Problem statement: Copy each line from the data that has the word "enfermedades" in it.

Data records: Begin

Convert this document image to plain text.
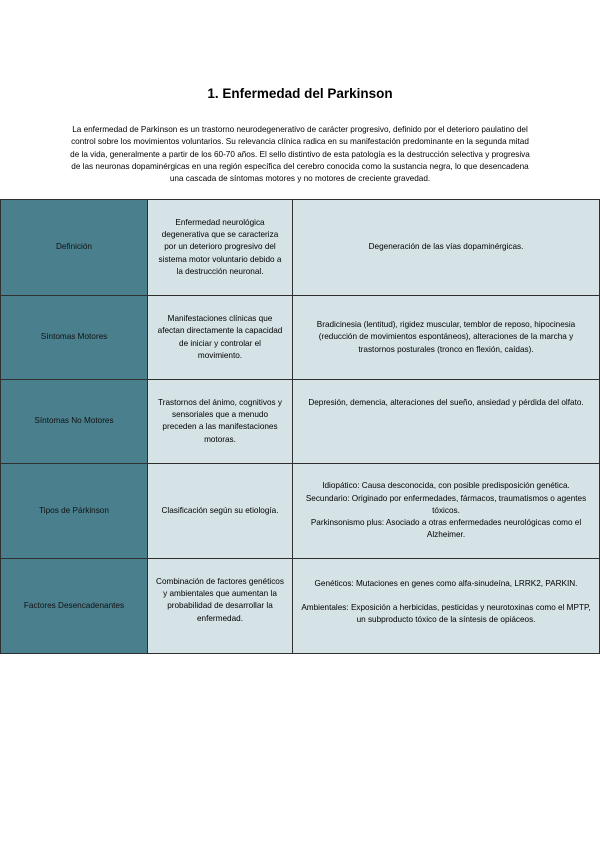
1. Enfermedad del Parkinson

La enfermedad de Parkinson es un trastorno neurodegenerativo de carácter progresivo, definido por el deterioro paulatino del control sobre los movimientos voluntarios. Su relevancia clínica radica en su manifestación predominante en la segunda mitad de la vida, generalmente a partir de los 60-70 años. El sello distintivo de esta patología es la destrucción selectiva y progresiva de las neuronas dopaminérgicas en una región específica del cerebro conocida como la sustancia negra, lo que desencadena una cascada de síntomas motores y no motores de creciente gravedad.

Definición	Enfermedad neurológica degenerativa que se caracteriza por un deterioro progresivo del sistema motor voluntario debido a la destrucción neuronal.	Degeneración de las vías dopaminérgicas.

Síntomas Motores	Manifestaciones clínicas que afectan directamente la capacidad de iniciar y controlar el movimiento.	Bradicinesia (lentitud), rigidez muscular, temblor de reposo, hipocinesia (reducción de movimientos espontáneos), alteraciones de la marcha y trastornos posturales (tronco en flexión, caídas).

Síntomas No Motores	Trastornos del ánimo, cognitivos y sensoriales que a menudo preceden a las manifestaciones motoras.	Depresión, demencia, alteraciones del sueño, ansiedad y pérdida del olfato.

Tipos de Párkinson	Clasificación según su etiología.	Idiopático: Causa desconocida, con posible predisposición genética.

Secundario: Originado por enfermedades, fármacos, traumatismos o agentes tóxicos.

Parkinsonismo plus: Asociado a otras enfermedades neurológicas como el Alzheimer.

Factores Desencadenantes	Combinación de factores genéticos y ambientales que aumentan la probabilidad de desarrollar la enfermedad.	Genéticos: Mutaciones en genes como alfa-sinudeína, LRRK2, PARKIN.

Ambientales: Exposición a herbicidas, pesticidas y neurotoxinas como el MPTP, un subproducto tóxico de la síntesis de opiáceos.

Data records: End

Task response:
Secundario: Originado por enfermedades, fármacos, traumatismos o agentes tóxicos.
Parkinsonismo plus: Asociado a otras enfermedades neurológicas como el Alzheimer.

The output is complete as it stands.